Figure record extracts:
______________________________

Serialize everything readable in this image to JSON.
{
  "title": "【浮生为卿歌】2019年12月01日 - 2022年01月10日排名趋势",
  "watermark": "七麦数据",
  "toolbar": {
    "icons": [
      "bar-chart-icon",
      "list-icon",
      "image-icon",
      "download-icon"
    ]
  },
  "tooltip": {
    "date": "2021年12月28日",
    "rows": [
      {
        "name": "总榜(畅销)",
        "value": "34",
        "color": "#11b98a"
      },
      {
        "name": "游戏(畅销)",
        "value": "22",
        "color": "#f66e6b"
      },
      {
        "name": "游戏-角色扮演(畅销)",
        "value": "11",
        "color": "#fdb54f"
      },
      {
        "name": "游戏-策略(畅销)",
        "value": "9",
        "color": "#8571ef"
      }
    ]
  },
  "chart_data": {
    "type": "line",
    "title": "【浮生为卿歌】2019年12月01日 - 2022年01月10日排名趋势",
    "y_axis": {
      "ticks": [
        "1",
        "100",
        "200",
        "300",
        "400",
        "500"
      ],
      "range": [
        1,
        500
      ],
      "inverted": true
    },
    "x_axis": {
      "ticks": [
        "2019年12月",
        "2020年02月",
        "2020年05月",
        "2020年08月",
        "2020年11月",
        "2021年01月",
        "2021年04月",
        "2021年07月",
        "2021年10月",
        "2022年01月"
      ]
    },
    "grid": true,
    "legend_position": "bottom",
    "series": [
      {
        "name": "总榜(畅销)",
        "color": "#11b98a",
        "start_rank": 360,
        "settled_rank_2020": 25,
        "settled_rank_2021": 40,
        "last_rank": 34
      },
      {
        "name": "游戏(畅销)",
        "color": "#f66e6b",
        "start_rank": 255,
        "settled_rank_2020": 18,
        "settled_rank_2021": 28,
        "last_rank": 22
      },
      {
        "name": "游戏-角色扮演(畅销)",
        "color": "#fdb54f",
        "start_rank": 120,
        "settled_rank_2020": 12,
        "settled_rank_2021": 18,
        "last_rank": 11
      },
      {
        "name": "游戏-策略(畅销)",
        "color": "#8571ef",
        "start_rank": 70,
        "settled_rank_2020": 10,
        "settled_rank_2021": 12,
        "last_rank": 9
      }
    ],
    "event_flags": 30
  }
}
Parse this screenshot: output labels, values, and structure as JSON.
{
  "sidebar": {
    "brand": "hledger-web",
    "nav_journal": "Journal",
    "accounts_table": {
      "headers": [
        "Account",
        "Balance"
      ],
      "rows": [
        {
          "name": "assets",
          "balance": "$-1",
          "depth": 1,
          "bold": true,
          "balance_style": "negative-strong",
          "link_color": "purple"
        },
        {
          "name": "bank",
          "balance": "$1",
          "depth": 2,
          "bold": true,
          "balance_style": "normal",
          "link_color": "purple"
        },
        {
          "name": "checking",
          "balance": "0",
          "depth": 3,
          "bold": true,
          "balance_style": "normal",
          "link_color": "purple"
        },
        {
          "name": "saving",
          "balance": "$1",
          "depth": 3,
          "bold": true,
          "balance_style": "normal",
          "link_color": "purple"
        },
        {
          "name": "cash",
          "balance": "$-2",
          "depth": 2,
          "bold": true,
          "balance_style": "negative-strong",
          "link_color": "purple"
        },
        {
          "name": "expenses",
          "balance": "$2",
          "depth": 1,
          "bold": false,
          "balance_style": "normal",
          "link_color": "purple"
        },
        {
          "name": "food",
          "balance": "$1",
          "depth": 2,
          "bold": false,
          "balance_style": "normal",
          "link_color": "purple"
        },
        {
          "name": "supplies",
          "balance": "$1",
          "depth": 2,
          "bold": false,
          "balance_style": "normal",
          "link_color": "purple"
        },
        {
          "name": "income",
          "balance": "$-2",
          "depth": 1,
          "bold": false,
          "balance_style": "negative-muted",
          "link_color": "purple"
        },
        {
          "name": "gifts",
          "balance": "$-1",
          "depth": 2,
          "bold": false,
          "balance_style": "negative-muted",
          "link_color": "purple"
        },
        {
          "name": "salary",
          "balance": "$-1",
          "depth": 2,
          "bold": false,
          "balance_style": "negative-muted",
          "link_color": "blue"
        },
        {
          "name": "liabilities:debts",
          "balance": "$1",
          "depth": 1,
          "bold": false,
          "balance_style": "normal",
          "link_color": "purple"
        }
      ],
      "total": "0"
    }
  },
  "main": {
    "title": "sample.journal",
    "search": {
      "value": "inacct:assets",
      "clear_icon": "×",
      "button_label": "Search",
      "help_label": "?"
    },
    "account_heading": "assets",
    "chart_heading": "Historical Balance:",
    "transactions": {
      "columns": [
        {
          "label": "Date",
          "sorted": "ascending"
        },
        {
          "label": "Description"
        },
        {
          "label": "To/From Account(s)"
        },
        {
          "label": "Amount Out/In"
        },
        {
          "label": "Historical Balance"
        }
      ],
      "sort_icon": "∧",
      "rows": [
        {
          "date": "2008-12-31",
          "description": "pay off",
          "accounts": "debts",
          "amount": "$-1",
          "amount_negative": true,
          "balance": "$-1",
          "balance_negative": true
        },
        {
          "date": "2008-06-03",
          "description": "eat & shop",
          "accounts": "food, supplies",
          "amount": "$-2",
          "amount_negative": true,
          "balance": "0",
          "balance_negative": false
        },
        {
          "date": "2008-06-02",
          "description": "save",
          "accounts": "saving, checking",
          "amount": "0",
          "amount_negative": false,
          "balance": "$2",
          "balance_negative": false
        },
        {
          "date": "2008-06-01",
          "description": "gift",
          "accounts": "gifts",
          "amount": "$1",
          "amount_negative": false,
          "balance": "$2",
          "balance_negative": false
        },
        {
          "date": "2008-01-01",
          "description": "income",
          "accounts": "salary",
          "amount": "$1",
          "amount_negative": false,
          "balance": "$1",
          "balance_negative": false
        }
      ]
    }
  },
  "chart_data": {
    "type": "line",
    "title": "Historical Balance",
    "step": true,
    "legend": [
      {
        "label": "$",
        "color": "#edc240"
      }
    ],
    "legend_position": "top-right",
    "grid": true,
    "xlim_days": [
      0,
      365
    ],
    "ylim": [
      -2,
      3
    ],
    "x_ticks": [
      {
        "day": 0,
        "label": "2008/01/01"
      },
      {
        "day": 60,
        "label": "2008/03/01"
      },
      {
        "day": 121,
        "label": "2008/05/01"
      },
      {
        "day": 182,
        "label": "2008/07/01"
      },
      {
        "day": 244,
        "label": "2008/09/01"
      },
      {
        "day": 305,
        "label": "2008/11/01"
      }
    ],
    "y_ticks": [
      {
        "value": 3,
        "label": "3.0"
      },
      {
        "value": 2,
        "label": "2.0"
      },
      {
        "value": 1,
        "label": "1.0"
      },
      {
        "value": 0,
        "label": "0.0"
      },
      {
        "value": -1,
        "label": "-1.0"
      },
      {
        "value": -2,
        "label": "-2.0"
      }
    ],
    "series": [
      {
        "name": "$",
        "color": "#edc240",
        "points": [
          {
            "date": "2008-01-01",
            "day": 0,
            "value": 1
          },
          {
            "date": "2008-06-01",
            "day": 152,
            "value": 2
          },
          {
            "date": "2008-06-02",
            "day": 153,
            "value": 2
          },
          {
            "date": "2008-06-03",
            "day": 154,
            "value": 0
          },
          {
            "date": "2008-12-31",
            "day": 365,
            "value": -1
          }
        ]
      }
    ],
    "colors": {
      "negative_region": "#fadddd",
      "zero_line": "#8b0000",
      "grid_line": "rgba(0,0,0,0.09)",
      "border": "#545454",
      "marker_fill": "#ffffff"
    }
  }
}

______________________________

- [What the task asks] Restate the data above word for word, please.

- [Task result]
Serialize everything readable in this image to JSON.
{
  "title": "【浮生为卿歌】2019年12月01日 - 2022年01月10日排名趋势",
  "watermark": "七麦数据",
  "toolbar": {
    "icons": [
      "bar-chart-icon",
      "list-icon",
      "image-icon",
      "download-icon"
    ]
  },
  "tooltip": {
    "date": "2021年12月28日",
    "rows": [
      {
        "name": "总榜(畅销)",
        "value": "34",
        "color": "#11b98a"
      },
      {
        "name": "游戏(畅销)",
        "value": "22",
        "color": "#f66e6b"
      },
      {
        "name": "游戏-角色扮演(畅销)",
        "value": "11",
        "color": "#fdb54f"
      },
      {
        "name": "游戏-策略(畅销)",
        "value": "9",
        "color": "#8571ef"
      }
    ]
  },
  "chart_data": {
    "type": "line",
    "title": "【浮生为卿歌】2019年12月01日 - 2022年01月10日排名趋势",
    "y_axis": {
      "ticks": [
        "1",
        "100",
        "200",
        "300",
        "400",
        "500"
      ],
      "range": [
        1,
        500
      ],
      "inverted": true
    },
    "x_axis": {
      "ticks": [
        "2019年12月",
        "2020年02月",
        "2020年05月",
        "2020年08月",
        "2020年11月",
        "2021年01月",
        "2021年04月",
        "2021年07月",
        "2021年10月",
        "2022年01月"
      ]
    },
    "grid": true,
    "legend_position": "bottom",
    "series": [
      {
        "name": "总榜(畅销)",
        "color": "#11b98a",
        "start_rank": 360,
        "settled_rank_2020": 25,
        "settled_rank_2021": 40,
        "last_rank": 34
      },
      {
        "name": "游戏(畅销)",
        "color": "#f66e6b",
        "start_rank": 255,
        "settled_rank_2020": 18,
        "settled_rank_2021": 28,
        "last_rank": 22
      },
      {
        "name": "游戏-角色扮演(畅销)",
        "color": "#fdb54f",
        "start_rank": 120,
        "settled_rank_2020": 12,
        "settled_rank_2021": 18,
        "last_rank": 11
      },
      {
        "name": "游戏-策略(畅销)",
        "color": "#8571ef",
        "start_rank": 70,
        "settled_rank_2020": 10,
        "settled_rank_2021": 12,
        "last_rank": 9
      }
    ],
    "event_flags": 30
  }
}
Parse this screenshot: output labels, values, and structure as JSON.
{
  "sidebar": {
    "brand": "hledger-web",
    "nav_journal": "Journal",
    "accounts_table": {
      "headers": [
        "Account",
        "Balance"
      ],
      "rows": [
        {
          "name": "assets",
          "balance": "$-1",
          "depth": 1,
          "bold": true,
          "balance_style": "negative-strong",
          "link_color": "purple"
        },
        {
          "name": "bank",
          "balance": "$1",
          "depth": 2,
          "bold": true,
          "balance_style": "normal",
          "link_color": "purple"
        },
        {
          "name": "checking",
          "balance": "0",
          "depth": 3,
          "bold": true,
          "balance_style": "normal",
          "link_color": "purple"
        },
        {
          "name": "saving",
          "balance": "$1",
          "depth": 3,
          "bold": true,
          "balance_style": "normal",
          "link_color": "purple"
        },
        {
          "name": "cash",
          "balance": "$-2",
          "depth": 2,
          "bold": true,
          "balance_style": "negative-strong",
          "link_color": "purple"
        },
        {
          "name": "expenses",
          "balance": "$2",
          "depth": 1,
          "bold": false,
          "balance_style": "normal",
          "link_color": "purple"
        },
        {
          "name": "food",
          "balance": "$1",
          "depth": 2,
          "bold": false,
          "balance_style": "normal",
          "link_color": "purple"
        },
        {
          "name": "supplies",
          "balance": "$1",
          "depth": 2,
          "bold": false,
          "balance_style": "normal",
          "link_color": "purple"
        },
        {
          "name": "income",
          "balance": "$-2",
          "depth": 1,
          "bold": false,
          "balance_style": "negative-muted",
          "link_color": "purple"
        },
        {
          "name": "gifts",
          "balance": "$-1",
          "depth": 2,
          "bold": false,
          "balance_style": "negative-muted",
          "link_color": "purple"
        },
        {
          "name": "salary",
          "balance": "$-1",
          "depth": 2,
          "bold": false,
          "balance_style": "negative-muted",
          "link_color": "blue"
        },
        {
          "name": "liabilities:debts",
          "balance": "$1",
          "depth": 1,
          "bold": false,
          "balance_style": "normal",
          "link_color": "purple"
        }
      ],
      "total": "0"
    }
  },
  "main": {
    "title": "sample.journal",
    "search": {
      "value": "inacct:assets",
      "clear_icon": "×",
      "button_label": "Search",
      "help_label": "?"
    },
    "account_heading": "assets",
    "chart_heading": "Historical Balance:",
    "transactions": {
      "columns": [
        {
          "label": "Date",
          "sorted": "ascending"
        },
        {
          "label": "Description"
        },
        {
          "label": "To/From Account(s)"
        },
        {
          "label": "Amount Out/In"
        },
        {
          "label": "Historical Balance"
        }
      ],
      "sort_icon": "∧",
      "rows": [
        {
          "date": "2008-12-31",
          "description": "pay off",
          "accounts": "debts",
          "amount": "$-1",
          "amount_negative": true,
          "balance": "$-1",
          "balance_negative": true
        },
        {
          "date": "2008-06-03",
          "description": "eat & shop",
          "accounts": "food, supplies",
          "amount": "$-2",
          "amount_negative": true,
          "balance": "0",
          "balance_negative": false
        },
        {
          "date": "2008-06-02",
          "description": "save",
          "accounts": "saving, checking",
          "amount": "0",
          "amount_negative": false,
          "balance": "$2",
          "balance_negative": false
        },
        {
          "date": "2008-06-01",
          "description": "gift",
          "accounts": "gifts",
          "amount": "$1",
          "amount_negative": false,
          "balance": "$2",
          "balance_negative": false
        },
        {
          "date": "2008-01-01",
          "description": "income",
          "accounts": "salary",
          "amount": "$1",
          "amount_negative": false,
          "balance": "$1",
          "balance_negative": false
        }
      ]
    }
  },
  "chart_data": {
    "type": "line",
    "title": "Historical Balance",
    "step": true,
    "legend": [
      {
        "label": "$",
        "color": "#edc240"
      }
    ],
    "legend_position": "top-right",
    "grid": true,
    "xlim_days": [
      0,
      365
    ],
    "ylim": [
      -2,
      3
    ],
    "x_ticks": [
      {
        "day": 0,
        "label": "2008/01/01"
      },
      {
        "day": 60,
        "label": "2008/03/01"
      },
      {
        "day": 121,
        "label": "2008/05/01"
      },
      {
        "day": 182,
        "label": "2008/07/01"
      },
      {
        "day": 244,
        "label": "2008/09/01"
      },
      {
        "day": 305,
        "label": "2008/11/01"
      }
    ],
    "y_ticks": [
      {
        "value": 3,
        "label": "3.0"
      },
      {
        "value": 2,
        "label": "2.0"
      },
      {
        "value": 1,
        "label": "1.0"
      },
      {
        "value": 0,
        "label": "0.0"
      },
      {
        "value": -1,
        "label": "-1.0"
      },
      {
        "value": -2,
        "label": "-2.0"
      }
    ],
    "series": [
      {
        "name": "$",
        "color": "#edc240",
        "points": [
          {
            "date": "2008-01-01",
            "day": 0,
            "value": 1
          },
          {
            "date": "2008-06-01",
            "day": 152,
            "value": 2
          },
          {
            "date": "2008-06-02",
            "day": 153,
            "value": 2
          },
          {
            "date": "2008-06-03",
            "day": 154,
            "value": 0
          },
          {
            "date": "2008-12-31",
            "day": 365,
            "value": -1
          }
        ]
      }
    ],
    "colors": {
      "negative_region": "#fadddd",
      "zero_line": "#8b0000",
      "grid_line": "rgba(0,0,0,0.09)",
      "border": "#545454",
      "marker_fill": "#ffffff"
    }
  }
}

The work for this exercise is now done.